§ BRIEF
Leave out the pictures and restate the rest of the data exactly.
++++++++++
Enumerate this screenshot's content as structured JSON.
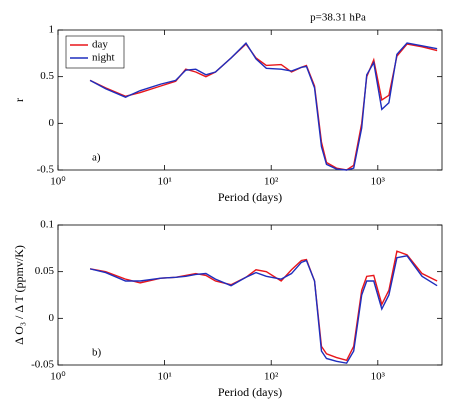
{
  "chart_data": [
    {
      "type": "line",
      "log_x": true,
      "legend": "upper left",
      "annotation": "p=38.31 hPa",
      "panel_label": "a)",
      "xlabel": "Period (days)",
      "ylabel": "r",
      "xlim": [
        1,
        4000
      ],
      "ylim": [
        -0.5,
        1
      ],
      "xticks": [
        {
          "value": 1,
          "label": "10⁰"
        },
        {
          "value": 10,
          "label": "10¹"
        },
        {
          "value": 100,
          "label": "10²"
        },
        {
          "value": 1000,
          "label": "10³"
        }
      ],
      "yticks": [
        -0.5,
        0,
        0.5,
        1
      ],
      "x": [
        2,
        2.8,
        4.3,
        5.9,
        9.2,
        12.7,
        15.8,
        19.6,
        24.4,
        30,
        42,
        58,
        72,
        90,
        124,
        155,
        192,
        214,
        255,
        296,
        330,
        410,
        510,
        594,
        706,
        787,
        916,
        1090,
        1270,
        1510,
        1880,
        2600,
        3600
      ],
      "series": [
        {
          "name": "day",
          "color": "#e8161b",
          "values": [
            0.46,
            0.38,
            0.29,
            0.33,
            0.4,
            0.45,
            0.58,
            0.55,
            0.5,
            0.55,
            0.7,
            0.85,
            0.7,
            0.62,
            0.63,
            0.55,
            0.6,
            0.62,
            0.4,
            -0.2,
            -0.42,
            -0.48,
            -0.5,
            -0.45,
            0.0,
            0.5,
            0.68,
            0.25,
            0.3,
            0.72,
            0.85,
            0.82,
            0.78
          ]
        },
        {
          "name": "night",
          "color": "#1f2ebd",
          "values": [
            0.46,
            0.37,
            0.28,
            0.35,
            0.42,
            0.46,
            0.57,
            0.58,
            0.52,
            0.55,
            0.7,
            0.86,
            0.69,
            0.59,
            0.58,
            0.56,
            0.6,
            0.61,
            0.38,
            -0.25,
            -0.44,
            -0.49,
            -0.5,
            -0.48,
            -0.05,
            0.52,
            0.65,
            0.15,
            0.22,
            0.74,
            0.86,
            0.83,
            0.8
          ]
        }
      ]
    },
    {
      "type": "line",
      "log_x": true,
      "panel_label": "b)",
      "xlabel": "Period (days)",
      "ylabel": "Δ O₃ / Δ T (ppmv/K)",
      "xlim": [
        1,
        4000
      ],
      "ylim": [
        -0.05,
        0.1
      ],
      "xticks": [
        {
          "value": 1,
          "label": "10⁰"
        },
        {
          "value": 10,
          "label": "10¹"
        },
        {
          "value": 100,
          "label": "10²"
        },
        {
          "value": 1000,
          "label": "10³"
        }
      ],
      "yticks": [
        -0.05,
        0,
        0.05,
        0.1
      ],
      "x": [
        2,
        2.8,
        4.3,
        5.9,
        9.2,
        12.7,
        15.8,
        19.6,
        24.4,
        30,
        42,
        58,
        72,
        90,
        124,
        155,
        192,
        214,
        255,
        296,
        330,
        410,
        510,
        594,
        706,
        787,
        916,
        1090,
        1270,
        1510,
        1880,
        2600,
        3600
      ],
      "series": [
        {
          "name": "day",
          "color": "#e8161b",
          "values": [
            0.053,
            0.05,
            0.042,
            0.038,
            0.043,
            0.044,
            0.046,
            0.048,
            0.046,
            0.04,
            0.036,
            0.044,
            0.052,
            0.05,
            0.04,
            0.052,
            0.062,
            0.063,
            0.04,
            -0.03,
            -0.038,
            -0.042,
            -0.045,
            -0.03,
            0.03,
            0.045,
            0.046,
            0.015,
            0.03,
            0.072,
            0.068,
            0.048,
            0.04
          ]
        },
        {
          "name": "night",
          "color": "#1f2ebd",
          "values": [
            0.053,
            0.049,
            0.04,
            0.04,
            0.043,
            0.044,
            0.045,
            0.047,
            0.048,
            0.042,
            0.035,
            0.044,
            0.049,
            0.045,
            0.042,
            0.048,
            0.06,
            0.062,
            0.04,
            -0.035,
            -0.043,
            -0.046,
            -0.048,
            -0.035,
            0.025,
            0.04,
            0.04,
            0.01,
            0.025,
            0.065,
            0.067,
            0.045,
            0.035
          ]
        }
      ]
    }
  ]
}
++++++++++
§ THE RESPONSE
Enumerate this screenshot's content as structured JSON.
{
  "chart_data": [
    {
      "type": "line",
      "log_x": true,
      "legend": "upper left",
      "annotation": "p=38.31 hPa",
      "panel_label": "a)",
      "xlabel": "Period (days)",
      "ylabel": "r",
      "xlim": [
        1,
        4000
      ],
      "ylim": [
        -0.5,
        1
      ],
      "xticks": [
        {
          "value": 1,
          "label": "10⁰"
        },
        {
          "value": 10,
          "label": "10¹"
        },
        {
          "value": 100,
          "label": "10²"
        },
        {
          "value": 1000,
          "label": "10³"
        }
      ],
      "yticks": [
        -0.5,
        0,
        0.5,
        1
      ],
      "x": [
        2,
        2.8,
        4.3,
        5.9,
        9.2,
        12.7,
        15.8,
        19.6,
        24.4,
        30,
        42,
        58,
        72,
        90,
        124,
        155,
        192,
        214,
        255,
        296,
        330,
        410,
        510,
        594,
        706,
        787,
        916,
        1090,
        1270,
        1510,
        1880,
        2600,
        3600
      ],
      "series": [
        {
          "name": "day",
          "color": "#e8161b",
          "values": [
            0.46,
            0.38,
            0.29,
            0.33,
            0.4,
            0.45,
            0.58,
            0.55,
            0.5,
            0.55,
            0.7,
            0.85,
            0.7,
            0.62,
            0.63,
            0.55,
            0.6,
            0.62,
            0.4,
            -0.2,
            -0.42,
            -0.48,
            -0.5,
            -0.45,
            0.0,
            0.5,
            0.68,
            0.25,
            0.3,
            0.72,
            0.85,
            0.82,
            0.78
          ]
        },
        {
          "name": "night",
          "color": "#1f2ebd",
          "values": [
            0.46,
            0.37,
            0.28,
            0.35,
            0.42,
            0.46,
            0.57,
            0.58,
            0.52,
            0.55,
            0.7,
            0.86,
            0.69,
            0.59,
            0.58,
            0.56,
            0.6,
            0.61,
            0.38,
            -0.25,
            -0.44,
            -0.49,
            -0.5,
            -0.48,
            -0.05,
            0.52,
            0.65,
            0.15,
            0.22,
            0.74,
            0.86,
            0.83,
            0.8
          ]
        }
      ]
    },
    {
      "type": "line",
      "log_x": true,
      "panel_label": "b)",
      "xlabel": "Period (days)",
      "ylabel": "Δ O₃ / Δ T (ppmv/K)",
      "xlim": [
        1,
        4000
      ],
      "ylim": [
        -0.05,
        0.1
      ],
      "xticks": [
        {
          "value": 1,
          "label": "10⁰"
        },
        {
          "value": 10,
          "label": "10¹"
        },
        {
          "value": 100,
          "label": "10²"
        },
        {
          "value": 1000,
          "label": "10³"
        }
      ],
      "yticks": [
        -0.05,
        0,
        0.05,
        0.1
      ],
      "x": [
        2,
        2.8,
        4.3,
        5.9,
        9.2,
        12.7,
        15.8,
        19.6,
        24.4,
        30,
        42,
        58,
        72,
        90,
        124,
        155,
        192,
        214,
        255,
        296,
        330,
        410,
        510,
        594,
        706,
        787,
        916,
        1090,
        1270,
        1510,
        1880,
        2600,
        3600
      ],
      "series": [
        {
          "name": "day",
          "color": "#e8161b",
          "values": [
            0.053,
            0.05,
            0.042,
            0.038,
            0.043,
            0.044,
            0.046,
            0.048,
            0.046,
            0.04,
            0.036,
            0.044,
            0.052,
            0.05,
            0.04,
            0.052,
            0.062,
            0.063,
            0.04,
            -0.03,
            -0.038,
            -0.042,
            -0.045,
            -0.03,
            0.03,
            0.045,
            0.046,
            0.015,
            0.03,
            0.072,
            0.068,
            0.048,
            0.04
          ]
        },
        {
          "name": "night",
          "color": "#1f2ebd",
          "values": [
            0.053,
            0.049,
            0.04,
            0.04,
            0.043,
            0.044,
            0.045,
            0.047,
            0.048,
            0.042,
            0.035,
            0.044,
            0.049,
            0.045,
            0.042,
            0.048,
            0.06,
            0.062,
            0.04,
            -0.035,
            -0.043,
            -0.046,
            -0.048,
            -0.035,
            0.025,
            0.04,
            0.04,
            0.01,
            0.025,
            0.065,
            0.067,
            0.045,
            0.035
          ]
        }
      ]
    }
  ]
}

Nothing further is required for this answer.